● **Written request**:
Print every entry, word for word, and skip the images.

Dataset rows about figures

** start **

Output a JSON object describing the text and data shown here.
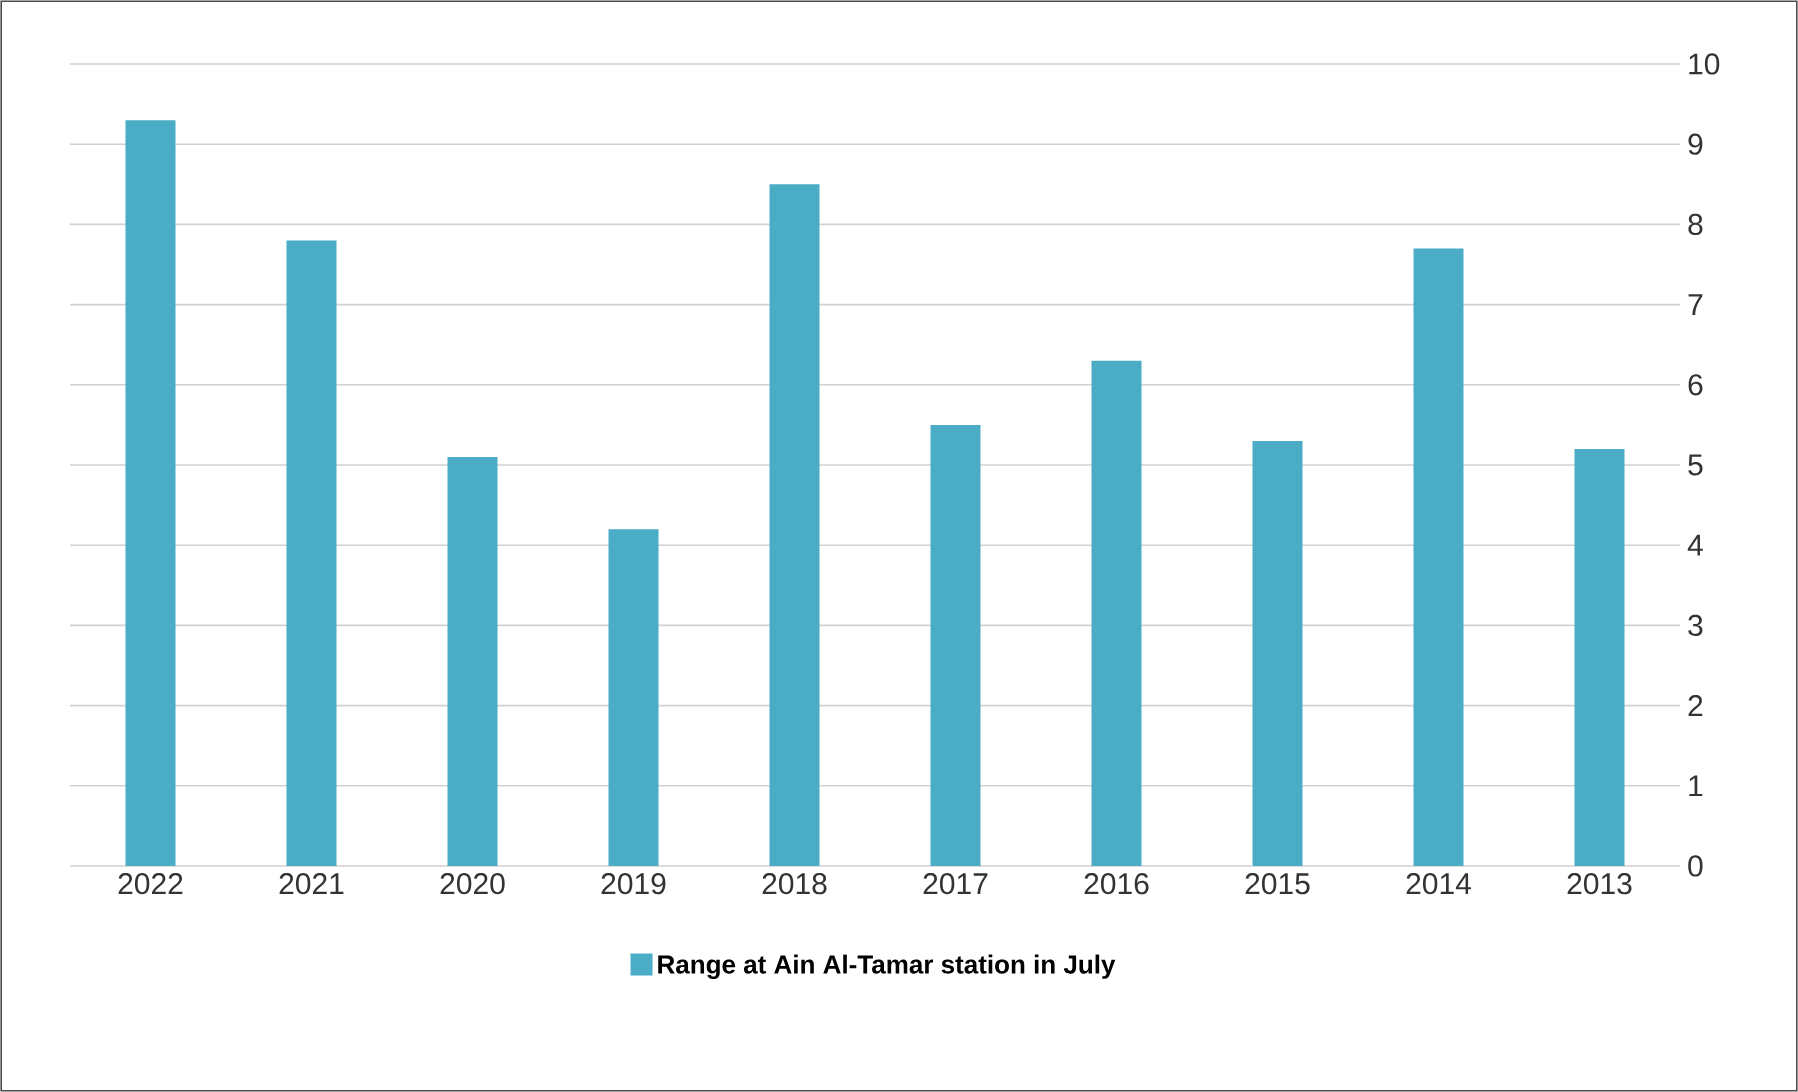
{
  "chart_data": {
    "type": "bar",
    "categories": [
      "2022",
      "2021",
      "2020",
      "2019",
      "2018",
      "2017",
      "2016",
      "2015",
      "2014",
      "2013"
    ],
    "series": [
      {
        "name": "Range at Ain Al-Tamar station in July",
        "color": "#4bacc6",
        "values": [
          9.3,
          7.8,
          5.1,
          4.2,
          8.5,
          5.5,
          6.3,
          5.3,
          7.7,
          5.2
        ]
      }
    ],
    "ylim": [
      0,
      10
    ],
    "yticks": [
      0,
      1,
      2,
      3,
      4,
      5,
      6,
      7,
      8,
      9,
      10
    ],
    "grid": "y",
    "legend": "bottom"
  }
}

** end **

● **Result for this task**:
Output a JSON object describing the text and data shown here.
{
  "chart_data": {
    "type": "bar",
    "categories": [
      "2022",
      "2021",
      "2020",
      "2019",
      "2018",
      "2017",
      "2016",
      "2015",
      "2014",
      "2013"
    ],
    "series": [
      {
        "name": "Range at Ain Al-Tamar station in July",
        "color": "#4bacc6",
        "values": [
          9.3,
          7.8,
          5.1,
          4.2,
          8.5,
          5.5,
          6.3,
          5.3,
          7.7,
          5.2
        ]
      }
    ],
    "ylim": [
      0,
      10
    ],
    "yticks": [
      0,
      1,
      2,
      3,
      4,
      5,
      6,
      7,
      8,
      9,
      10
    ],
    "grid": "y",
    "legend": "bottom"
  }
}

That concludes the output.